_Exercise_. Output all the material that follows, exactly as given.

(Extracted records)

※ ※ ※

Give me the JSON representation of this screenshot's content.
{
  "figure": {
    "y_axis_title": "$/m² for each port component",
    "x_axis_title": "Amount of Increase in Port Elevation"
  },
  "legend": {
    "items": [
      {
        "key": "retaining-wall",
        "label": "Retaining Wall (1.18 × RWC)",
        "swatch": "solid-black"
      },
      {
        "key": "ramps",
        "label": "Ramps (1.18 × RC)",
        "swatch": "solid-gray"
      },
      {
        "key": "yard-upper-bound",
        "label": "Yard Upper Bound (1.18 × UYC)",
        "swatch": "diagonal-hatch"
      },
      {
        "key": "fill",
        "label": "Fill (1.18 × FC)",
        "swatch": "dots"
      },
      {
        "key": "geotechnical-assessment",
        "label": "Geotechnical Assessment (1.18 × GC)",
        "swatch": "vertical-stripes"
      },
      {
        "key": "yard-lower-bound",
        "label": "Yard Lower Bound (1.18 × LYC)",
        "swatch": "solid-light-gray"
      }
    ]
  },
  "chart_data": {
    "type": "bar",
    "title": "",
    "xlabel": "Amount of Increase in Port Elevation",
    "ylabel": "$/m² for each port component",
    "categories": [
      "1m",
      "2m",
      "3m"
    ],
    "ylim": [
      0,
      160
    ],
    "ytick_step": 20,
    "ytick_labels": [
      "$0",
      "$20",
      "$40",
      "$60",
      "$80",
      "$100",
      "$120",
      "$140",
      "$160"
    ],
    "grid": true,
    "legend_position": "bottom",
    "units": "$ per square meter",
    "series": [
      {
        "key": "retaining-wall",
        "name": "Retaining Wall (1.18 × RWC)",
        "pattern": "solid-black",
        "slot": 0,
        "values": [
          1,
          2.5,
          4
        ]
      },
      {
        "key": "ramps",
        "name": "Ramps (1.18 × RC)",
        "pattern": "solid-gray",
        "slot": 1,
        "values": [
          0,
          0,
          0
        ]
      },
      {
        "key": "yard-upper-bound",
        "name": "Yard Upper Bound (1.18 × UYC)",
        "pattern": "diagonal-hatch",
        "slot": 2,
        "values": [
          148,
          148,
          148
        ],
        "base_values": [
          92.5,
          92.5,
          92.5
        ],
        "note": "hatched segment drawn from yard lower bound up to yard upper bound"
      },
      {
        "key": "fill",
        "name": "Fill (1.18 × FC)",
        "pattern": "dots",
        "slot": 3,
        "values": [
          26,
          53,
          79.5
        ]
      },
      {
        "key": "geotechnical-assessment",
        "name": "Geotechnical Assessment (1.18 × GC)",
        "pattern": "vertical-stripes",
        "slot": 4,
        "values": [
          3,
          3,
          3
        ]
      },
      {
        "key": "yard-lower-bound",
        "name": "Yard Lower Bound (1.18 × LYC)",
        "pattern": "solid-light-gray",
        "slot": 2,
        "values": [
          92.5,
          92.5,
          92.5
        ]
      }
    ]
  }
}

※ ※ ※

_Solved problem_.
Give me the JSON representation of this screenshot's content.
{
  "figure": {
    "y_axis_title": "$/m² for each port component",
    "x_axis_title": "Amount of Increase in Port Elevation"
  },
  "legend": {
    "items": [
      {
        "key": "retaining-wall",
        "label": "Retaining Wall (1.18 × RWC)",
        "swatch": "solid-black"
      },
      {
        "key": "ramps",
        "label": "Ramps (1.18 × RC)",
        "swatch": "solid-gray"
      },
      {
        "key": "yard-upper-bound",
        "label": "Yard Upper Bound (1.18 × UYC)",
        "swatch": "diagonal-hatch"
      },
      {
        "key": "fill",
        "label": "Fill (1.18 × FC)",
        "swatch": "dots"
      },
      {
        "key": "geotechnical-assessment",
        "label": "Geotechnical Assessment (1.18 × GC)",
        "swatch": "vertical-stripes"
      },
      {
        "key": "yard-lower-bound",
        "label": "Yard Lower Bound (1.18 × LYC)",
        "swatch": "solid-light-gray"
      }
    ]
  },
  "chart_data": {
    "type": "bar",
    "title": "",
    "xlabel": "Amount of Increase in Port Elevation",
    "ylabel": "$/m² for each port component",
    "categories": [
      "1m",
      "2m",
      "3m"
    ],
    "ylim": [
      0,
      160
    ],
    "ytick_step": 20,
    "ytick_labels": [
      "$0",
      "$20",
      "$40",
      "$60",
      "$80",
      "$100",
      "$120",
      "$140",
      "$160"
    ],
    "grid": true,
    "legend_position": "bottom",
    "units": "$ per square meter",
    "series": [
      {
        "key": "retaining-wall",
        "name": "Retaining Wall (1.18 × RWC)",
        "pattern": "solid-black",
        "slot": 0,
        "values": [
          1,
          2.5,
          4
        ]
      },
      {
        "key": "ramps",
        "name": "Ramps (1.18 × RC)",
        "pattern": "solid-gray",
        "slot": 1,
        "values": [
          0,
          0,
          0
        ]
      },
      {
        "key": "yard-upper-bound",
        "name": "Yard Upper Bound (1.18 × UYC)",
        "pattern": "diagonal-hatch",
        "slot": 2,
        "values": [
          148,
          148,
          148
        ],
        "base_values": [
          92.5,
          92.5,
          92.5
        ],
        "note": "hatched segment drawn from yard lower bound up to yard upper bound"
      },
      {
        "key": "fill",
        "name": "Fill (1.18 × FC)",
        "pattern": "dots",
        "slot": 3,
        "values": [
          26,
          53,
          79.5
        ]
      },
      {
        "key": "geotechnical-assessment",
        "name": "Geotechnical Assessment (1.18 × GC)",
        "pattern": "vertical-stripes",
        "slot": 4,
        "values": [
          3,
          3,
          3
        ]
      },
      {
        "key": "yard-lower-bound",
        "name": "Yard Lower Bound (1.18 × LYC)",
        "pattern": "solid-light-gray",
        "slot": 2,
        "values": [
          92.5,
          92.5,
          92.5
        ]
      }
    ]
  }
}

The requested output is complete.